(Entries with figure data)
* Start *

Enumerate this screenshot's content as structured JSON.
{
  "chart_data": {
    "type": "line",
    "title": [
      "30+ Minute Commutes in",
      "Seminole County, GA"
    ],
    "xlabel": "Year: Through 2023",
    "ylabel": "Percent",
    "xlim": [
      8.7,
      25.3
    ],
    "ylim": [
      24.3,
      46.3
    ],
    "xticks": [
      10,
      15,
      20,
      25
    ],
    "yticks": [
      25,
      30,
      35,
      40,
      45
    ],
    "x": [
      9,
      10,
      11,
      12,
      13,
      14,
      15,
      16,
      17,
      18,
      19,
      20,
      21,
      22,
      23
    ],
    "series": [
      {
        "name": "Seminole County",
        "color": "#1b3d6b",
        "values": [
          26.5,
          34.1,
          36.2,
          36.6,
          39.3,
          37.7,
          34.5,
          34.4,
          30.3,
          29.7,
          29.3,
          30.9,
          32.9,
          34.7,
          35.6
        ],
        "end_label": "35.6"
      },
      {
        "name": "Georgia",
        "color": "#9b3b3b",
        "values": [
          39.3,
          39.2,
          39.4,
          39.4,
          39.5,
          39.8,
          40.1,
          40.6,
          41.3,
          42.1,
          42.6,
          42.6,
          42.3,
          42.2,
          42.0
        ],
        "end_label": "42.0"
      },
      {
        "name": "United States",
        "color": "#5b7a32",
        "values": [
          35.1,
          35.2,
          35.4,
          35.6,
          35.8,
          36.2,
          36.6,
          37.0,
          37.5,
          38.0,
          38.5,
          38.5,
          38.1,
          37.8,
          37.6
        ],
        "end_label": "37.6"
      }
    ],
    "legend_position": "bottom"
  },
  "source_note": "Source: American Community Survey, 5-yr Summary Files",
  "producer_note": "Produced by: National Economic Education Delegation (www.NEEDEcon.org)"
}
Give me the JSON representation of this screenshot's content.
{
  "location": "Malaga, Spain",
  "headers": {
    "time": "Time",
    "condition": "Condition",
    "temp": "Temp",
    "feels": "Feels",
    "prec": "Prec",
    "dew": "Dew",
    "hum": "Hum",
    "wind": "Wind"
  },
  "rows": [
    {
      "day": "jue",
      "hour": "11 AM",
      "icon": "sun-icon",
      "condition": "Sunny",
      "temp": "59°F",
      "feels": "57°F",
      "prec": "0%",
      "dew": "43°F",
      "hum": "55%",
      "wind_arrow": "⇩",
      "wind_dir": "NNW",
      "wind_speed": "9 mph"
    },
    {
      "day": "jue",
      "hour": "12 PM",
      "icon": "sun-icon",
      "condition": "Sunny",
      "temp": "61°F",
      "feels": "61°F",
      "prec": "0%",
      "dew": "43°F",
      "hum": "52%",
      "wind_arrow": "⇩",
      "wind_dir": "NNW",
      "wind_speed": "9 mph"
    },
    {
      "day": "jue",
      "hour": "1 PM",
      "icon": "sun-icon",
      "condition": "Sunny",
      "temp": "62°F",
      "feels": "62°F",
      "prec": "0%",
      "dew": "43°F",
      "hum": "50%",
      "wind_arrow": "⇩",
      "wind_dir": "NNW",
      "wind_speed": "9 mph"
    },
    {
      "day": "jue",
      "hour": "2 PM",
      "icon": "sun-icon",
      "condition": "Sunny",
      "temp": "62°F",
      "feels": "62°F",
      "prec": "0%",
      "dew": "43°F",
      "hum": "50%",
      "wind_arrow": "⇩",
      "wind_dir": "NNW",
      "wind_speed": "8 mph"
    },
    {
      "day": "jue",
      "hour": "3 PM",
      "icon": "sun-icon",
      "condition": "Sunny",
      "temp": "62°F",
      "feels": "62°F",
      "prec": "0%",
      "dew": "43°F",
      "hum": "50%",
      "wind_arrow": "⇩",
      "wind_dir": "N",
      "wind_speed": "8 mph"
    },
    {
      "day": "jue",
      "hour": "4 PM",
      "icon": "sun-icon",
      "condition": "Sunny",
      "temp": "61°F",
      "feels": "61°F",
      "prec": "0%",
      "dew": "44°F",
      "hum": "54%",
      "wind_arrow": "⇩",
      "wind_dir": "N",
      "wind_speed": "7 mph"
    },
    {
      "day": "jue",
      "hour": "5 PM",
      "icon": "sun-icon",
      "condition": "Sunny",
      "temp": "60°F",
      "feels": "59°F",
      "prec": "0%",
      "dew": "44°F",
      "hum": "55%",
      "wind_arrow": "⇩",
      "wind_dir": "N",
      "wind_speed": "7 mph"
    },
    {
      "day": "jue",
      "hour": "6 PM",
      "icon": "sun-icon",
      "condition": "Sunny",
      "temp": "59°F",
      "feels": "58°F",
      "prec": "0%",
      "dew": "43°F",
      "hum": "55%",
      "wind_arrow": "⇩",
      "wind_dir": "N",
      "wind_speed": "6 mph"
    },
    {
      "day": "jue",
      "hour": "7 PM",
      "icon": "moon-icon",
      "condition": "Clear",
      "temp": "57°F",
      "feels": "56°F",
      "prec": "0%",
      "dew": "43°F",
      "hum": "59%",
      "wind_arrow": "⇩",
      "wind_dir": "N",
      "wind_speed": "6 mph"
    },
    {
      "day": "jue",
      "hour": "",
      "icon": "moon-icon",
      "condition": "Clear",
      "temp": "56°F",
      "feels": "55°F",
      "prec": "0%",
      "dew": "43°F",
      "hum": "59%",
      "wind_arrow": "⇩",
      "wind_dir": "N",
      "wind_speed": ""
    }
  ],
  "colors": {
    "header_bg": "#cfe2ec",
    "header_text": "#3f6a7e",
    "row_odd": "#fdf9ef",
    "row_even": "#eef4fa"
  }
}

* End *

**Task statement**
Every line above should be written out again exactly as it stands.

**Reply to the exercise**
Enumerate this screenshot's content as structured JSON.
{
  "chart_data": {
    "type": "line",
    "title": [
      "30+ Minute Commutes in",
      "Seminole County, GA"
    ],
    "xlabel": "Year: Through 2023",
    "ylabel": "Percent",
    "xlim": [
      8.7,
      25.3
    ],
    "ylim": [
      24.3,
      46.3
    ],
    "xticks": [
      10,
      15,
      20,
      25
    ],
    "yticks": [
      25,
      30,
      35,
      40,
      45
    ],
    "x": [
      9,
      10,
      11,
      12,
      13,
      14,
      15,
      16,
      17,
      18,
      19,
      20,
      21,
      22,
      23
    ],
    "series": [
      {
        "name": "Seminole County",
        "color": "#1b3d6b",
        "values": [
          26.5,
          34.1,
          36.2,
          36.6,
          39.3,
          37.7,
          34.5,
          34.4,
          30.3,
          29.7,
          29.3,
          30.9,
          32.9,
          34.7,
          35.6
        ],
        "end_label": "35.6"
      },
      {
        "name": "Georgia",
        "color": "#9b3b3b",
        "values": [
          39.3,
          39.2,
          39.4,
          39.4,
          39.5,
          39.8,
          40.1,
          40.6,
          41.3,
          42.1,
          42.6,
          42.6,
          42.3,
          42.2,
          42.0
        ],
        "end_label": "42.0"
      },
      {
        "name": "United States",
        "color": "#5b7a32",
        "values": [
          35.1,
          35.2,
          35.4,
          35.6,
          35.8,
          36.2,
          36.6,
          37.0,
          37.5,
          38.0,
          38.5,
          38.5,
          38.1,
          37.8,
          37.6
        ],
        "end_label": "37.6"
      }
    ],
    "legend_position": "bottom"
  },
  "source_note": "Source: American Community Survey, 5-yr Summary Files",
  "producer_note": "Produced by: National Economic Education Delegation (www.NEEDEcon.org)"
}
Give me the JSON representation of this screenshot's content.
{
  "location": "Malaga, Spain",
  "headers": {
    "time": "Time",
    "condition": "Condition",
    "temp": "Temp",
    "feels": "Feels",
    "prec": "Prec",
    "dew": "Dew",
    "hum": "Hum",
    "wind": "Wind"
  },
  "rows": [
    {
      "day": "jue",
      "hour": "11 AM",
      "icon": "sun-icon",
      "condition": "Sunny",
      "temp": "59°F",
      "feels": "57°F",
      "prec": "0%",
      "dew": "43°F",
      "hum": "55%",
      "wind_arrow": "⇩",
      "wind_dir": "NNW",
      "wind_speed": "9 mph"
    },
    {
      "day": "jue",
      "hour": "12 PM",
      "icon": "sun-icon",
      "condition": "Sunny",
      "temp": "61°F",
      "feels": "61°F",
      "prec": "0%",
      "dew": "43°F",
      "hum": "52%",
      "wind_arrow": "⇩",
      "wind_dir": "NNW",
      "wind_speed": "9 mph"
    },
    {
      "day": "jue",
      "hour": "1 PM",
      "icon": "sun-icon",
      "condition": "Sunny",
      "temp": "62°F",
      "feels": "62°F",
      "prec": "0%",
      "dew": "43°F",
      "hum": "50%",
      "wind_arrow": "⇩",
      "wind_dir": "NNW",
      "wind_speed": "9 mph"
    },
    {
      "day": "jue",
      "hour": "2 PM",
      "icon": "sun-icon",
      "condition": "Sunny",
      "temp": "62°F",
      "feels": "62°F",
      "prec": "0%",
      "dew": "43°F",
      "hum": "50%",
      "wind_arrow": "⇩",
      "wind_dir": "NNW",
      "wind_speed": "8 mph"
    },
    {
      "day": "jue",
      "hour": "3 PM",
      "icon": "sun-icon",
      "condition": "Sunny",
      "temp": "62°F",
      "feels": "62°F",
      "prec": "0%",
      "dew": "43°F",
      "hum": "50%",
      "wind_arrow": "⇩",
      "wind_dir": "N",
      "wind_speed": "8 mph"
    },
    {
      "day": "jue",
      "hour": "4 PM",
      "icon": "sun-icon",
      "condition": "Sunny",
      "temp": "61°F",
      "feels": "61°F",
      "prec": "0%",
      "dew": "44°F",
      "hum": "54%",
      "wind_arrow": "⇩",
      "wind_dir": "N",
      "wind_speed": "7 mph"
    },
    {
      "day": "jue",
      "hour": "5 PM",
      "icon": "sun-icon",
      "condition": "Sunny",
      "temp": "60°F",
      "feels": "59°F",
      "prec": "0%",
      "dew": "44°F",
      "hum": "55%",
      "wind_arrow": "⇩",
      "wind_dir": "N",
      "wind_speed": "7 mph"
    },
    {
      "day": "jue",
      "hour": "6 PM",
      "icon": "sun-icon",
      "condition": "Sunny",
      "temp": "59°F",
      "feels": "58°F",
      "prec": "0%",
      "dew": "43°F",
      "hum": "55%",
      "wind_arrow": "⇩",
      "wind_dir": "N",
      "wind_speed": "6 mph"
    },
    {
      "day": "jue",
      "hour": "7 PM",
      "icon": "moon-icon",
      "condition": "Clear",
      "temp": "57°F",
      "feels": "56°F",
      "prec": "0%",
      "dew": "43°F",
      "hum": "59%",
      "wind_arrow": "⇩",
      "wind_dir": "N",
      "wind_speed": "6 mph"
    },
    {
      "day": "jue",
      "hour": "",
      "icon": "moon-icon",
      "condition": "Clear",
      "temp": "56°F",
      "feels": "55°F",
      "prec": "0%",
      "dew": "43°F",
      "hum": "59%",
      "wind_arrow": "⇩",
      "wind_dir": "N",
      "wind_speed": ""
    }
  ],
  "colors": {
    "header_bg": "#cfe2ec",
    "header_text": "#3f6a7e",
    "row_odd": "#fdf9ef",
    "row_even": "#eef4fa"
  }
}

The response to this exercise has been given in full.